* **What to do**:
All lines holding the string "квадрокоптера" are to be shown.

* **Recorded data**:
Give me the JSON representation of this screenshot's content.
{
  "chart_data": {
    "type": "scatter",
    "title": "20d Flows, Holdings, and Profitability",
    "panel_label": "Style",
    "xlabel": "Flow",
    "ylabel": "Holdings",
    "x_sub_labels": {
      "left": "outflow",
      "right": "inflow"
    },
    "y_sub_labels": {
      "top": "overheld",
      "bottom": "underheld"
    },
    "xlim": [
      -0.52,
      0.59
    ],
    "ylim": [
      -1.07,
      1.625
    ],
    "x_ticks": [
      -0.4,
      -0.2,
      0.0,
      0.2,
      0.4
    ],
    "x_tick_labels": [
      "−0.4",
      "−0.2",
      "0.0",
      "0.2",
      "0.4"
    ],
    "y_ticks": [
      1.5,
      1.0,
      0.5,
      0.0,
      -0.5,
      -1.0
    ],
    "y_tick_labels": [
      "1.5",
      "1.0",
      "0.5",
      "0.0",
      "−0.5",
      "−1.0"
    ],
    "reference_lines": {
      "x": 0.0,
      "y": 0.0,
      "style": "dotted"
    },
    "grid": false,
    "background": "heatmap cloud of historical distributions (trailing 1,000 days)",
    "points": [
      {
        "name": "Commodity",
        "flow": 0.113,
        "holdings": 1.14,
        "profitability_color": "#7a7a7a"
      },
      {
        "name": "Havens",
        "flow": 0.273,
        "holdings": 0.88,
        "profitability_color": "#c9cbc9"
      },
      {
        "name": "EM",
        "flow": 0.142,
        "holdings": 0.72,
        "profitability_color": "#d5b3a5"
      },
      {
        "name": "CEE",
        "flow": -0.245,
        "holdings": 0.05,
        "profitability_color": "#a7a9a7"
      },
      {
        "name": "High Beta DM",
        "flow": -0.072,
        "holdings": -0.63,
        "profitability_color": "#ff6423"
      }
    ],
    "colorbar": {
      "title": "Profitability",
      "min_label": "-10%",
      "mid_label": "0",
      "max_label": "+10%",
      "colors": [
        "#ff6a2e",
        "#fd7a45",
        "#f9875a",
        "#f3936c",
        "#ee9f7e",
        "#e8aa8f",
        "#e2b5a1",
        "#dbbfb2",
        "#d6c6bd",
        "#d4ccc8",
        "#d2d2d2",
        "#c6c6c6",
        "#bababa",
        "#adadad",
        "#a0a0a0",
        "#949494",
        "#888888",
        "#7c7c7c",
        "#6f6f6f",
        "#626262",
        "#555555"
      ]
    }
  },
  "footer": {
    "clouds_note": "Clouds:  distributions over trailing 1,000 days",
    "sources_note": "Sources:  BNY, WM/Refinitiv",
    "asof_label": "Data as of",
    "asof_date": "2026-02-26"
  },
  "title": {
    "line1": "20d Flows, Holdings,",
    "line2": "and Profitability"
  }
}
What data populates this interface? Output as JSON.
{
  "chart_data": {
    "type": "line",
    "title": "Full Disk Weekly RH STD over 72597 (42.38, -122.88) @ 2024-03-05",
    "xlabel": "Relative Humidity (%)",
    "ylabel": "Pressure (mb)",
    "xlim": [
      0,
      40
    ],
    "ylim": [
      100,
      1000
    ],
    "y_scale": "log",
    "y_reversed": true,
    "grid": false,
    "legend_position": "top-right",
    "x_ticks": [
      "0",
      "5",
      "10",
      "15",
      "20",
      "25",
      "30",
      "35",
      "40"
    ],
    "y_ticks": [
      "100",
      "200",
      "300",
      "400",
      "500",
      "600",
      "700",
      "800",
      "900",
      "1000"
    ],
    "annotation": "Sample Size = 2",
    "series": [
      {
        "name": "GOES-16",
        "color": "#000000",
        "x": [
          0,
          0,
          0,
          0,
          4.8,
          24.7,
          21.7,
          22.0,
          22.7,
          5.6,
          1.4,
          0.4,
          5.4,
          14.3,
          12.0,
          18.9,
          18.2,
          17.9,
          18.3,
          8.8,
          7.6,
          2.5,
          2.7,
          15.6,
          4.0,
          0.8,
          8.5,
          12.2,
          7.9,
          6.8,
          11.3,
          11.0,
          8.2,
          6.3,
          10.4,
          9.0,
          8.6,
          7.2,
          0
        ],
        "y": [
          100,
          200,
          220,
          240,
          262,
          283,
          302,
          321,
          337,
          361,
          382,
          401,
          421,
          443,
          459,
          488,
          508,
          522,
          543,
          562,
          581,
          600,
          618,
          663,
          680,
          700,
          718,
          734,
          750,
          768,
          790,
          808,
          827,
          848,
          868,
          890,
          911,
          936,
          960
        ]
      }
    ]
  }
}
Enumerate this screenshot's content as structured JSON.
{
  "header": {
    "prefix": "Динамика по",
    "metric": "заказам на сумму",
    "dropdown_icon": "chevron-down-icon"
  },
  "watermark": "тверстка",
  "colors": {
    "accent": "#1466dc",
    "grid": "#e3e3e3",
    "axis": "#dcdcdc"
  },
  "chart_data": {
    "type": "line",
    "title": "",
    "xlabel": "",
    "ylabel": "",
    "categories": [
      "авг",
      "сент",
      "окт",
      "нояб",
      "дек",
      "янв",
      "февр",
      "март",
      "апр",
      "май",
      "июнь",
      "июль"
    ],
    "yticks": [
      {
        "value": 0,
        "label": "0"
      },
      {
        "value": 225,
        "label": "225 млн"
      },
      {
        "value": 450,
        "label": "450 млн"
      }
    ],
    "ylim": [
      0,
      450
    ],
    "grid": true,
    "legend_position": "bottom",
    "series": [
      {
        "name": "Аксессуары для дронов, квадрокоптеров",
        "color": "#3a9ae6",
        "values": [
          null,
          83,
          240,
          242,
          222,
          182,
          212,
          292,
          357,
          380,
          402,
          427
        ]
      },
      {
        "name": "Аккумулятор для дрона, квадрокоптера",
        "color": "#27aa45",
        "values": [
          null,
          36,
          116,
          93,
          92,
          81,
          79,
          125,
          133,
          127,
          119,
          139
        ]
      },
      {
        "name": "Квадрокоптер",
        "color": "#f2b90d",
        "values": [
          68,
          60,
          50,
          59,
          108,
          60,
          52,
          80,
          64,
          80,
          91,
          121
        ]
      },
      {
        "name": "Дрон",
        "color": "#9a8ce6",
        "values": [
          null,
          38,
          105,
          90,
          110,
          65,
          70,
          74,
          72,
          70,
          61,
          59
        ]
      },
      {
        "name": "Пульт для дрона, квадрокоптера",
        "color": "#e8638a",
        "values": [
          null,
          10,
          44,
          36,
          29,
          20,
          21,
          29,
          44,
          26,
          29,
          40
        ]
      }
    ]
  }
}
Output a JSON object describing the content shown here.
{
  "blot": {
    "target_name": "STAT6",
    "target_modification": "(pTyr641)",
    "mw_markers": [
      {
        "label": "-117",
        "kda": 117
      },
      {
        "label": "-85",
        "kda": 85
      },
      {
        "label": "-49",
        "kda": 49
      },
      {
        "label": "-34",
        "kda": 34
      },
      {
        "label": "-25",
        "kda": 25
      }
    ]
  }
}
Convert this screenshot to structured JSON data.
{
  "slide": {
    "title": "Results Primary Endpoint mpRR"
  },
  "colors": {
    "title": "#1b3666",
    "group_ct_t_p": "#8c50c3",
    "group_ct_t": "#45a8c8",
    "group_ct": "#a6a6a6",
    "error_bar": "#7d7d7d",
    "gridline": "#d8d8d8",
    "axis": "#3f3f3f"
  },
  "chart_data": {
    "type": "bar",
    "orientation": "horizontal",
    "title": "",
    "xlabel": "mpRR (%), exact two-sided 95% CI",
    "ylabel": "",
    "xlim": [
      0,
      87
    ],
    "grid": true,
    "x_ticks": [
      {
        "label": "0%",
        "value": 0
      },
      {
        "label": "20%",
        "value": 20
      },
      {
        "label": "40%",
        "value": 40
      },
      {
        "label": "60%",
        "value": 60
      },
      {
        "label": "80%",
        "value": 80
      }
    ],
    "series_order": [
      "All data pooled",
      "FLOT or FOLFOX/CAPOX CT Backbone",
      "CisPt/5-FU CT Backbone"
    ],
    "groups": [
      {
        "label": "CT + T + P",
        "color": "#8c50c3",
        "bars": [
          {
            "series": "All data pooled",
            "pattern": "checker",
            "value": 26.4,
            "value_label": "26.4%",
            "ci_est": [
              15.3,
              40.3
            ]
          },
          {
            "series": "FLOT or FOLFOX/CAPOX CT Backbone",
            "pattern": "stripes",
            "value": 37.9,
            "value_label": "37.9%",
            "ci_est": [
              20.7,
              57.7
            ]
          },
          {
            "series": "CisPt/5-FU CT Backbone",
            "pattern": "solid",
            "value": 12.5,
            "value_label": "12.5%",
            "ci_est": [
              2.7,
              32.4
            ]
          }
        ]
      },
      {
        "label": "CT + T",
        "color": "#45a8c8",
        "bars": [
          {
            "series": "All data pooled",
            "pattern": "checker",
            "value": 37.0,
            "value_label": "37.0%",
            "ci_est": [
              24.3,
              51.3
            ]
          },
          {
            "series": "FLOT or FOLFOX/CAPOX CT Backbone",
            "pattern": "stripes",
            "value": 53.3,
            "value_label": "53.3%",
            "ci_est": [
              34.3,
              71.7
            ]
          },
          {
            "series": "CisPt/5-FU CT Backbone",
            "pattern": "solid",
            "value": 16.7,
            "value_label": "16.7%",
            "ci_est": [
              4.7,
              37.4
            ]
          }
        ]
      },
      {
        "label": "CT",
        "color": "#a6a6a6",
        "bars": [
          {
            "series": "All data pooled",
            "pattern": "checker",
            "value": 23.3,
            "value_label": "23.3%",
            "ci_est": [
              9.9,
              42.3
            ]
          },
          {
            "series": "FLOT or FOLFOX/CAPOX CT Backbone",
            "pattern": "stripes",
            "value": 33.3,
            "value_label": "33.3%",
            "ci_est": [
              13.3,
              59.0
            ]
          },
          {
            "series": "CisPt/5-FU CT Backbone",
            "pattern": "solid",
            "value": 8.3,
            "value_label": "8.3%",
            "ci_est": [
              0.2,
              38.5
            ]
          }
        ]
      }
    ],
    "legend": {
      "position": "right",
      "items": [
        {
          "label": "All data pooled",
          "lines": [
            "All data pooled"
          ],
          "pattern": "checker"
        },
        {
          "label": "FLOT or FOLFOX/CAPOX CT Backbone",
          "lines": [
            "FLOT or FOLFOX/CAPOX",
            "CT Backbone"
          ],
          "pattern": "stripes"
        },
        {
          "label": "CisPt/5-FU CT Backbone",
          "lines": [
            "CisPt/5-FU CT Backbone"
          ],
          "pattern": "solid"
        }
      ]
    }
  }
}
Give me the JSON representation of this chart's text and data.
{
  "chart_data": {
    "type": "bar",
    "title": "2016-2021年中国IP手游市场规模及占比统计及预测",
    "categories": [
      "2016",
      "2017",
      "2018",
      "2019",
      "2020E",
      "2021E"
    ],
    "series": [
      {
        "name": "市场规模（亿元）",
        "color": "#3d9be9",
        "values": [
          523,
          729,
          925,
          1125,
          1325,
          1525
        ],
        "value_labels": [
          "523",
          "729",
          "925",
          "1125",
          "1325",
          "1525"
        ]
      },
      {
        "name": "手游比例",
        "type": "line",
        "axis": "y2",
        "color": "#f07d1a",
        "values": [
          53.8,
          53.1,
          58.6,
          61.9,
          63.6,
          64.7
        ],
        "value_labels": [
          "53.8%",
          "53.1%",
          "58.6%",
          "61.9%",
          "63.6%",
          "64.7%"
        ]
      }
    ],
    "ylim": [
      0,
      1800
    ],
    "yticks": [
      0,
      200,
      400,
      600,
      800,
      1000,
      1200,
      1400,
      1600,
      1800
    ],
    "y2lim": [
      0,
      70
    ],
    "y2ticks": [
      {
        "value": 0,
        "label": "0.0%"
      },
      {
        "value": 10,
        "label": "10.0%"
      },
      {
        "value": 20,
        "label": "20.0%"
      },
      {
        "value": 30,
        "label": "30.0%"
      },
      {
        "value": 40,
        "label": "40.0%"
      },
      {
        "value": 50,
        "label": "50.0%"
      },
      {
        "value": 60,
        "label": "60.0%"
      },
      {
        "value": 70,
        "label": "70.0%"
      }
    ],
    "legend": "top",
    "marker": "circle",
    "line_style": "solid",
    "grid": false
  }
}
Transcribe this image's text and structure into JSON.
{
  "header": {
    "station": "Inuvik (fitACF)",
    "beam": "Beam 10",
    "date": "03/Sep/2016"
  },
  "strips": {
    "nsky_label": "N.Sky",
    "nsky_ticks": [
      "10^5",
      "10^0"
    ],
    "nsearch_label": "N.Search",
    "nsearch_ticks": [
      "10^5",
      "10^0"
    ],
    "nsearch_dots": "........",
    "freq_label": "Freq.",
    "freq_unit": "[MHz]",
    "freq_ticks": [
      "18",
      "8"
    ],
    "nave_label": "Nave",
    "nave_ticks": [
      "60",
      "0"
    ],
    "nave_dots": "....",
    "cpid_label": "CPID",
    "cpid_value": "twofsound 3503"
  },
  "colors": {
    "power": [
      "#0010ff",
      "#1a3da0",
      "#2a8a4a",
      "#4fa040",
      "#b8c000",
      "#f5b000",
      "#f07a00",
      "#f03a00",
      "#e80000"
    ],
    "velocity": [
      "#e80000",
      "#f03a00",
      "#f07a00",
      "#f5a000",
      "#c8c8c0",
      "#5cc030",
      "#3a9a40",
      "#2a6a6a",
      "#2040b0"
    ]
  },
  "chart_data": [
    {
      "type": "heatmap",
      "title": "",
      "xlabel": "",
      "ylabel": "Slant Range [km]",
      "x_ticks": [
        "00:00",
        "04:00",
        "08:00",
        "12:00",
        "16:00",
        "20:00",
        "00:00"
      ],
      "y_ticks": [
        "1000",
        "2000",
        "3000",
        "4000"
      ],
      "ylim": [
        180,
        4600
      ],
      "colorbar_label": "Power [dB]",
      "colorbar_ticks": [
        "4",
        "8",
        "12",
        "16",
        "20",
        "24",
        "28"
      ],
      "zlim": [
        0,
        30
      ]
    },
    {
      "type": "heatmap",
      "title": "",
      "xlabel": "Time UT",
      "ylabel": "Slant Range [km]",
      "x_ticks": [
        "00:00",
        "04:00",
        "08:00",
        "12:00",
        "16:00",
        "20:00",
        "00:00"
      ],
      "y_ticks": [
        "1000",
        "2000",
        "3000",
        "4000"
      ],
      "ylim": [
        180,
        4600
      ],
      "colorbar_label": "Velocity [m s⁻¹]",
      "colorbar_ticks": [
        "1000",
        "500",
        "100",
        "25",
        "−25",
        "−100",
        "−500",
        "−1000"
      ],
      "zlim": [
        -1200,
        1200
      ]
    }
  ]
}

* **Reply to the exercise**:
        "name": "Аккумулятор для дрона, квадрокоптера",
        "name": "Пульт для дрона, квадрокоптера",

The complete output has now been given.